--- START SOURCE MATERIAL ---

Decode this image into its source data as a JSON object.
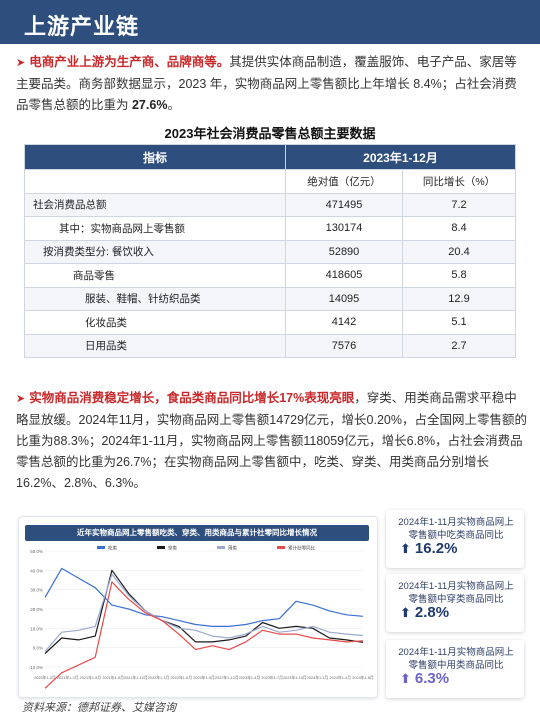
{
  "header": {
    "title": "上游产业链"
  },
  "para1": {
    "highlight": "电商产业上游为生产商、品牌商等。",
    "text": "其提供实体商品制造，覆盖服饰、电子产品、家居等主要品类。商务部数据显示，2023 年，实物商品网上零售额比上年增长 8.4%；占社会消费品零售总额的比重为 ",
    "bold_value": "27.6%",
    "end": "。"
  },
  "table": {
    "title": "2023年社会消费品零售总额主要数据",
    "col_indicator": "指标",
    "col_period": "2023年1-12月",
    "col_abs": "绝对值（亿元）",
    "col_growth": "同比增长（%）",
    "rows": [
      {
        "label": "社会消费品总额",
        "abs": "471495",
        "growth": "7.2"
      },
      {
        "label": "其中：实物商品网上零售额",
        "abs": "130174",
        "growth": "8.4"
      },
      {
        "label": "按消费类型分: 餐饮收入",
        "abs": "52890",
        "growth": "20.4"
      },
      {
        "label": "商品零售",
        "abs": "418605",
        "growth": "5.8"
      },
      {
        "label": "服装、鞋帽、针纺织品类",
        "abs": "14095",
        "growth": "12.9"
      },
      {
        "label": "化妆品类",
        "abs": "4142",
        "growth": "5.1"
      },
      {
        "label": "日用品类",
        "abs": "7576",
        "growth": "2.7"
      }
    ]
  },
  "para2": {
    "highlight": "实物商品消费稳定增长，食品类商品同比增长17%表现亮眼",
    "text": "，穿类、用类商品需求平稳中略显放缓。2024年11月，实物商品网上零售额14729亿元，增长0.20%，占全国网上零售额的比重为88.3%；2024年1-11月，实物商品网上零售额118059亿元，增长6.8%，占社会消费品零售总额的比重为26.7%；在实物商品网上零售额中，吃类、穿类、用类商品分别增长16.2%、2.8%、6.3%。"
  },
  "chart_data": {
    "type": "line",
    "title": "近年实物商品网上零售额吃类、穿类、用类商品与累计社零同比增长情况",
    "legend": [
      "吃类",
      "穿类",
      "用类",
      "累计社零同比"
    ],
    "colors": [
      "#3a6fd4",
      "#1a1a1a",
      "#9aa9cf",
      "#e84b4b"
    ],
    "x": [
      "2020年1-2月",
      "2020年1-5月",
      "2020年1-8月",
      "2020年1-11月",
      "2021年1-2月",
      "2021年1-5月",
      "2021年1-8月",
      "2021年1-11月",
      "2022年1-2月",
      "2022年1-5月",
      "2022年1-8月",
      "2022年1-11月",
      "2023年1-2月",
      "2023年1-5月",
      "2023年1-8月",
      "2023年1-11月",
      "2024年1-2月",
      "2024年1-5月",
      "2024年1-8月",
      "2024年1-11月"
    ],
    "x_tick_labels": [
      "2020年1-2月",
      "2021年1-2月",
      "2021年1-5月",
      "2021年1-9月",
      "2021年1-12月",
      "2022年1-3月",
      "2022年1-6月",
      "2022年1-9月",
      "2022年1-12月",
      "2023年1-4月",
      "2023年1-7月",
      "2023年1-10月",
      "2024年1-1月",
      "2024年1-4月",
      "2024年1-8月"
    ],
    "ylim": [
      -10,
      50
    ],
    "yticks": [
      "50.0%",
      "40.0%",
      "30.0%",
      "20.0%",
      "10.0%",
      "0.0%",
      "-10.0%"
    ],
    "series": [
      {
        "name": "吃类",
        "values": [
          26,
          41,
          36,
          31,
          22,
          20,
          17,
          16,
          14,
          12,
          11,
          11,
          12,
          14,
          15,
          24,
          22,
          19,
          17,
          16.2
        ]
      },
      {
        "name": "穿类",
        "values": [
          -3,
          5,
          4,
          6,
          40,
          28,
          19,
          14,
          11,
          3,
          3,
          4,
          6,
          13,
          10,
          11,
          10,
          5,
          4,
          2.8
        ]
      },
      {
        "name": "用类",
        "values": [
          -2,
          8,
          9,
          11,
          38,
          27,
          19,
          14,
          10,
          9,
          6,
          5,
          7,
          11,
          8,
          9,
          11,
          8,
          7,
          6.3
        ]
      },
      {
        "name": "累计社零同比",
        "values": [
          -21,
          -13,
          -9,
          -5,
          34,
          25,
          18,
          14,
          7,
          -1,
          1,
          -1,
          3,
          9,
          7,
          7,
          5,
          4,
          3,
          3.5
        ]
      }
    ]
  },
  "stats": [
    {
      "label": "2024年1-11月实物商品网上零售额中吃类商品同比",
      "value": "16.2%",
      "color": "#1f3a6e"
    },
    {
      "label": "2024年1-11月实物商品网上零售额中穿类商品同比",
      "value": "2.8%",
      "color": "#1f3a6e"
    },
    {
      "label": "2024年1-11月实物商品网上零售额中用类商品同比",
      "value": "6.3%",
      "color": "#6b63c9"
    }
  ],
  "source": "资料来源：德邦证券、艾媒咨询"
}
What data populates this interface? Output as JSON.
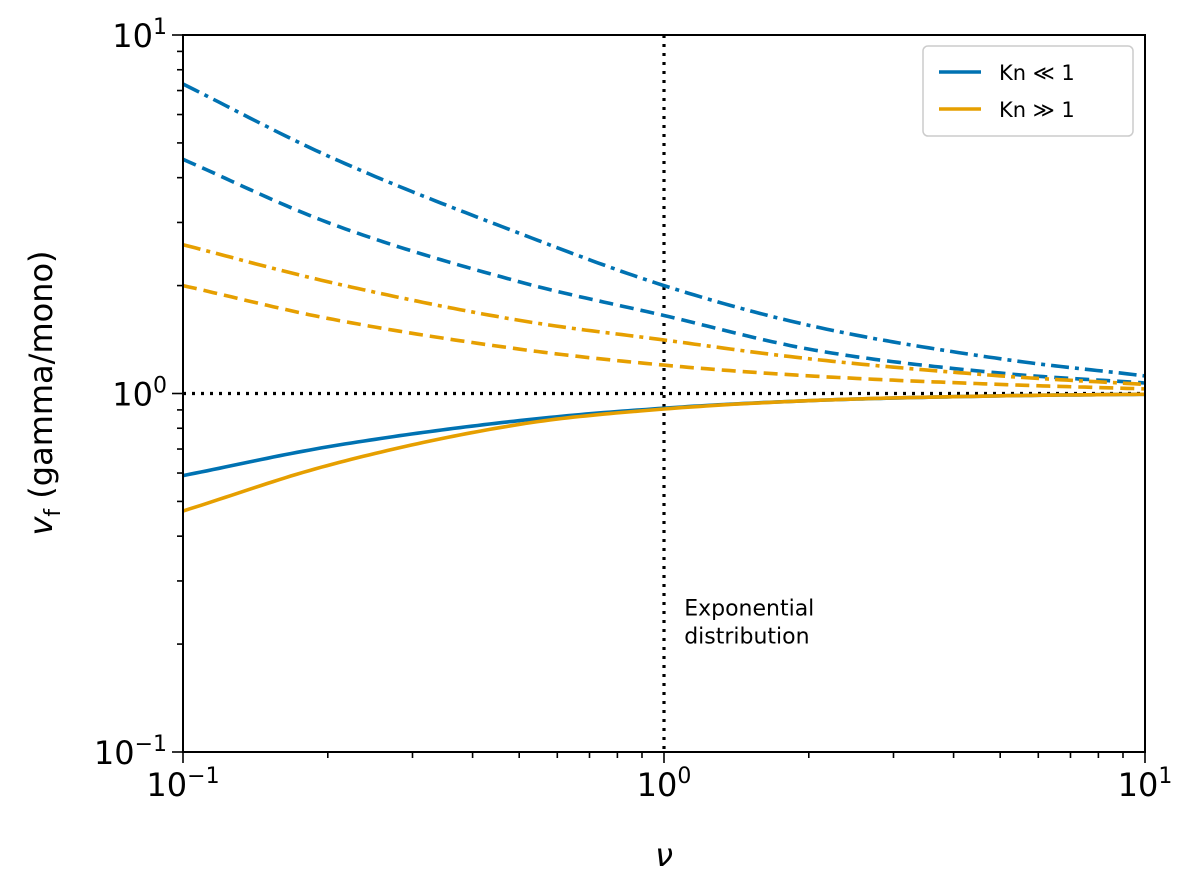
{
  "chart_data": {
    "type": "line",
    "xscale": "log",
    "yscale": "log",
    "xlim": [
      0.1,
      10
    ],
    "ylim": [
      0.1,
      10
    ],
    "xlabel": "ν",
    "ylabel": "(gamma/mono)",
    "ylabel_symbol": "v",
    "ylabel_subscript": "f",
    "x_ticks": [
      {
        "base": "10",
        "exp": "−1"
      },
      {
        "base": "10",
        "exp": "0"
      },
      {
        "base": "10",
        "exp": "1"
      }
    ],
    "y_ticks": [
      {
        "base": "10",
        "exp": "−1"
      },
      {
        "base": "10",
        "exp": "0"
      },
      {
        "base": "10",
        "exp": "1"
      }
    ],
    "legend": {
      "placement": "top-right",
      "entries": [
        {
          "label": "Kn ≪ 1",
          "color": "#0072B2"
        },
        {
          "label": "Kn ≫ 1",
          "color": "#E69F00"
        }
      ]
    },
    "series": [
      {
        "name": "Kn ≪ 1 (solid)",
        "color": "#0072B2",
        "style": "solid",
        "x": [
          0.1,
          0.2,
          0.5,
          1,
          2,
          5,
          10
        ],
        "y": [
          0.59,
          0.71,
          0.84,
          0.91,
          0.955,
          0.985,
          0.995
        ]
      },
      {
        "name": "Kn ≪ 1 (dashed)",
        "color": "#0072B2",
        "style": "dashed",
        "x": [
          0.1,
          0.2,
          0.5,
          1,
          2,
          5,
          10
        ],
        "y": [
          4.5,
          3.0,
          2.05,
          1.65,
          1.33,
          1.14,
          1.07
        ]
      },
      {
        "name": "Kn ≪ 1 (dash-dot)",
        "color": "#0072B2",
        "style": "dashdot",
        "x": [
          0.1,
          0.2,
          0.5,
          1,
          2,
          5,
          10
        ],
        "y": [
          7.3,
          4.6,
          2.8,
          2.0,
          1.55,
          1.25,
          1.12
        ]
      },
      {
        "name": "Kn ≫ 1 (solid)",
        "color": "#E69F00",
        "style": "solid",
        "x": [
          0.1,
          0.2,
          0.5,
          1,
          2,
          5,
          10
        ],
        "y": [
          0.47,
          0.63,
          0.82,
          0.905,
          0.955,
          0.985,
          0.995
        ]
      },
      {
        "name": "Kn ≫ 1 (dashed)",
        "color": "#E69F00",
        "style": "dashed",
        "x": [
          0.1,
          0.2,
          0.5,
          1,
          2,
          5,
          10
        ],
        "y": [
          2.0,
          1.62,
          1.33,
          1.2,
          1.12,
          1.06,
          1.03
        ]
      },
      {
        "name": "Kn ≫ 1 (dash-dot)",
        "color": "#E69F00",
        "style": "dashdot",
        "x": [
          0.1,
          0.2,
          0.5,
          1,
          2,
          5,
          10
        ],
        "y": [
          2.6,
          2.05,
          1.6,
          1.41,
          1.25,
          1.12,
          1.06
        ]
      }
    ],
    "reference_lines": [
      {
        "orientation": "horizontal",
        "value": 1,
        "style": "dotted",
        "color": "#000000"
      },
      {
        "orientation": "vertical",
        "value": 1,
        "style": "dotted",
        "color": "#000000"
      }
    ],
    "annotations": [
      {
        "text_lines": [
          "Exponential",
          "distribution"
        ],
        "x": 1.05,
        "y": 0.24
      }
    ]
  }
}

--- END SOURCE MATERIAL ---

Provide the number of lines in the entries that include "dashed", and no other text.

RESPONSE TO THE EXERCISE: 4